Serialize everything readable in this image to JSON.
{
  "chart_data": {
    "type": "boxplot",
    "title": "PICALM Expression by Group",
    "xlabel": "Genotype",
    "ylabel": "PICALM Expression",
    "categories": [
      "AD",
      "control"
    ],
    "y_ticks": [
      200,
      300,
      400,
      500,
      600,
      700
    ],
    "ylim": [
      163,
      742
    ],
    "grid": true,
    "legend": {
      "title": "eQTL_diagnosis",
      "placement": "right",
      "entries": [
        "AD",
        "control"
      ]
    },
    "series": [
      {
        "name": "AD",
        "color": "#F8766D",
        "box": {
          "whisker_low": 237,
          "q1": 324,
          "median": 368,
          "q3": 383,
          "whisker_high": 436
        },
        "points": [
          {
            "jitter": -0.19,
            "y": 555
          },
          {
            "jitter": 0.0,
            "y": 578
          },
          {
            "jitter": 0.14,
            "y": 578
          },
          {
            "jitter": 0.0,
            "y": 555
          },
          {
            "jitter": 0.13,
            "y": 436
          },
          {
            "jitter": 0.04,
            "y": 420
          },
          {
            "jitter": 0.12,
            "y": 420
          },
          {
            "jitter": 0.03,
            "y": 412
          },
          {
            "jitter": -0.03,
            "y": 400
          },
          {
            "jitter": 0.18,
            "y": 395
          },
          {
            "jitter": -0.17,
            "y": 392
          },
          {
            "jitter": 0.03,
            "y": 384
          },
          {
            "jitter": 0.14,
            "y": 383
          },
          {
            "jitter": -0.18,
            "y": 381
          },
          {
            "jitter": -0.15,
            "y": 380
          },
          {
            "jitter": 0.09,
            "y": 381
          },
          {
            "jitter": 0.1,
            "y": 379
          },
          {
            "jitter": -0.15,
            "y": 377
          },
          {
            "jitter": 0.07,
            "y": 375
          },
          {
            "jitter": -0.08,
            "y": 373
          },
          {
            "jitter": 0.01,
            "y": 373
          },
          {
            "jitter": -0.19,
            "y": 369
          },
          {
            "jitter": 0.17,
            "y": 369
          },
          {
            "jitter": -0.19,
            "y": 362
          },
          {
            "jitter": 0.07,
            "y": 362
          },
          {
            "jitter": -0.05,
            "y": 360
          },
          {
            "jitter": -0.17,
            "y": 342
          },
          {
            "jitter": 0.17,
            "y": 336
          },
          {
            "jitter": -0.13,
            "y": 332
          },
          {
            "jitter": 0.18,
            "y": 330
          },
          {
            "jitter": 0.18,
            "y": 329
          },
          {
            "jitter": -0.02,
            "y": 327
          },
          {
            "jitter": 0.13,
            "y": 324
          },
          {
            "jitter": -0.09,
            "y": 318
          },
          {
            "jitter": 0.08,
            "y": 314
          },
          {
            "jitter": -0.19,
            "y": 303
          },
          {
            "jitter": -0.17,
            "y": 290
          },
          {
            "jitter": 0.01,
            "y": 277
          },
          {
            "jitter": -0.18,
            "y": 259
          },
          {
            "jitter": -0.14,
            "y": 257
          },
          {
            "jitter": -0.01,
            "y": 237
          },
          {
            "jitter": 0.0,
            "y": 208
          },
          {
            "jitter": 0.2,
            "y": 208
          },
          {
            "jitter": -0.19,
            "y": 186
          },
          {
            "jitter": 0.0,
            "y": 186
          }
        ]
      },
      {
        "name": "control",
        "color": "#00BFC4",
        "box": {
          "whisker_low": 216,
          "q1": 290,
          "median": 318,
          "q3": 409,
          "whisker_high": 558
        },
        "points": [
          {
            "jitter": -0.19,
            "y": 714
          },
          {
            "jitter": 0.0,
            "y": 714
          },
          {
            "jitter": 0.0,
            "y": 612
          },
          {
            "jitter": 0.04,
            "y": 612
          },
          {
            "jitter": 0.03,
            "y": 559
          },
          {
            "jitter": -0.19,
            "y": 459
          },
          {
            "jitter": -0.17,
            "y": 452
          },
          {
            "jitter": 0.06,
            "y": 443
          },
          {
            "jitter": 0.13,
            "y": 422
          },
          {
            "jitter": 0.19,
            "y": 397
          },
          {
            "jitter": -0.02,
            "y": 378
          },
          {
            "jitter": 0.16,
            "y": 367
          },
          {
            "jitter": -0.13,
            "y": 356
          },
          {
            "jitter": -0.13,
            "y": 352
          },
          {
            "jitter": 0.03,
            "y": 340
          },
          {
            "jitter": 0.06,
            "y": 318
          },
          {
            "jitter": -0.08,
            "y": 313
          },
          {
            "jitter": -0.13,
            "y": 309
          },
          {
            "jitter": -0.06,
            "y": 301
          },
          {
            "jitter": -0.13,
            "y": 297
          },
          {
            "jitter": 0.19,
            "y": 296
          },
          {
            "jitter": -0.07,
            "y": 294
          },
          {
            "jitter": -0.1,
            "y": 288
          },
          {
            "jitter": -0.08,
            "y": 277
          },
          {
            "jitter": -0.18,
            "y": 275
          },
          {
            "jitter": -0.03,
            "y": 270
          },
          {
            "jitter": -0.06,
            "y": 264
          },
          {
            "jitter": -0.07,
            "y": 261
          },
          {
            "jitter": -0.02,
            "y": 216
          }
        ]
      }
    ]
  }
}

____________________

Make an exact copy of the material above.

§ Output
Serialize everything readable in this image to JSON.
{
  "chart_data": {
    "type": "boxplot",
    "title": "PICALM Expression by Group",
    "xlabel": "Genotype",
    "ylabel": "PICALM Expression",
    "categories": [
      "AD",
      "control"
    ],
    "y_ticks": [
      200,
      300,
      400,
      500,
      600,
      700
    ],
    "ylim": [
      163,
      742
    ],
    "grid": true,
    "legend": {
      "title": "eQTL_diagnosis",
      "placement": "right",
      "entries": [
        "AD",
        "control"
      ]
    },
    "series": [
      {
        "name": "AD",
        "color": "#F8766D",
        "box": {
          "whisker_low": 237,
          "q1": 324,
          "median": 368,
          "q3": 383,
          "whisker_high": 436
        },
        "points": [
          {
            "jitter": -0.19,
            "y": 555
          },
          {
            "jitter": 0.0,
            "y": 578
          },
          {
            "jitter": 0.14,
            "y": 578
          },
          {
            "jitter": 0.0,
            "y": 555
          },
          {
            "jitter": 0.13,
            "y": 436
          },
          {
            "jitter": 0.04,
            "y": 420
          },
          {
            "jitter": 0.12,
            "y": 420
          },
          {
            "jitter": 0.03,
            "y": 412
          },
          {
            "jitter": -0.03,
            "y": 400
          },
          {
            "jitter": 0.18,
            "y": 395
          },
          {
            "jitter": -0.17,
            "y": 392
          },
          {
            "jitter": 0.03,
            "y": 384
          },
          {
            "jitter": 0.14,
            "y": 383
          },
          {
            "jitter": -0.18,
            "y": 381
          },
          {
            "jitter": -0.15,
            "y": 380
          },
          {
            "jitter": 0.09,
            "y": 381
          },
          {
            "jitter": 0.1,
            "y": 379
          },
          {
            "jitter": -0.15,
            "y": 377
          },
          {
            "jitter": 0.07,
            "y": 375
          },
          {
            "jitter": -0.08,
            "y": 373
          },
          {
            "jitter": 0.01,
            "y": 373
          },
          {
            "jitter": -0.19,
            "y": 369
          },
          {
            "jitter": 0.17,
            "y": 369
          },
          {
            "jitter": -0.19,
            "y": 362
          },
          {
            "jitter": 0.07,
            "y": 362
          },
          {
            "jitter": -0.05,
            "y": 360
          },
          {
            "jitter": -0.17,
            "y": 342
          },
          {
            "jitter": 0.17,
            "y": 336
          },
          {
            "jitter": -0.13,
            "y": 332
          },
          {
            "jitter": 0.18,
            "y": 330
          },
          {
            "jitter": 0.18,
            "y": 329
          },
          {
            "jitter": -0.02,
            "y": 327
          },
          {
            "jitter": 0.13,
            "y": 324
          },
          {
            "jitter": -0.09,
            "y": 318
          },
          {
            "jitter": 0.08,
            "y": 314
          },
          {
            "jitter": -0.19,
            "y": 303
          },
          {
            "jitter": -0.17,
            "y": 290
          },
          {
            "jitter": 0.01,
            "y": 277
          },
          {
            "jitter": -0.18,
            "y": 259
          },
          {
            "jitter": -0.14,
            "y": 257
          },
          {
            "jitter": -0.01,
            "y": 237
          },
          {
            "jitter": 0.0,
            "y": 208
          },
          {
            "jitter": 0.2,
            "y": 208
          },
          {
            "jitter": -0.19,
            "y": 186
          },
          {
            "jitter": 0.0,
            "y": 186
          }
        ]
      },
      {
        "name": "control",
        "color": "#00BFC4",
        "box": {
          "whisker_low": 216,
          "q1": 290,
          "median": 318,
          "q3": 409,
          "whisker_high": 558
        },
        "points": [
          {
            "jitter": -0.19,
            "y": 714
          },
          {
            "jitter": 0.0,
            "y": 714
          },
          {
            "jitter": 0.0,
            "y": 612
          },
          {
            "jitter": 0.04,
            "y": 612
          },
          {
            "jitter": 0.03,
            "y": 559
          },
          {
            "jitter": -0.19,
            "y": 459
          },
          {
            "jitter": -0.17,
            "y": 452
          },
          {
            "jitter": 0.06,
            "y": 443
          },
          {
            "jitter": 0.13,
            "y": 422
          },
          {
            "jitter": 0.19,
            "y": 397
          },
          {
            "jitter": -0.02,
            "y": 378
          },
          {
            "jitter": 0.16,
            "y": 367
          },
          {
            "jitter": -0.13,
            "y": 356
          },
          {
            "jitter": -0.13,
            "y": 352
          },
          {
            "jitter": 0.03,
            "y": 340
          },
          {
            "jitter": 0.06,
            "y": 318
          },
          {
            "jitter": -0.08,
            "y": 313
          },
          {
            "jitter": -0.13,
            "y": 309
          },
          {
            "jitter": -0.06,
            "y": 301
          },
          {
            "jitter": -0.13,
            "y": 297
          },
          {
            "jitter": 0.19,
            "y": 296
          },
          {
            "jitter": -0.07,
            "y": 294
          },
          {
            "jitter": -0.1,
            "y": 288
          },
          {
            "jitter": -0.08,
            "y": 277
          },
          {
            "jitter": -0.18,
            "y": 275
          },
          {
            "jitter": -0.03,
            "y": 270
          },
          {
            "jitter": -0.06,
            "y": 264
          },
          {
            "jitter": -0.07,
            "y": 261
          },
          {
            "jitter": -0.02,
            "y": 216
          }
        ]
      }
    ]
  }
}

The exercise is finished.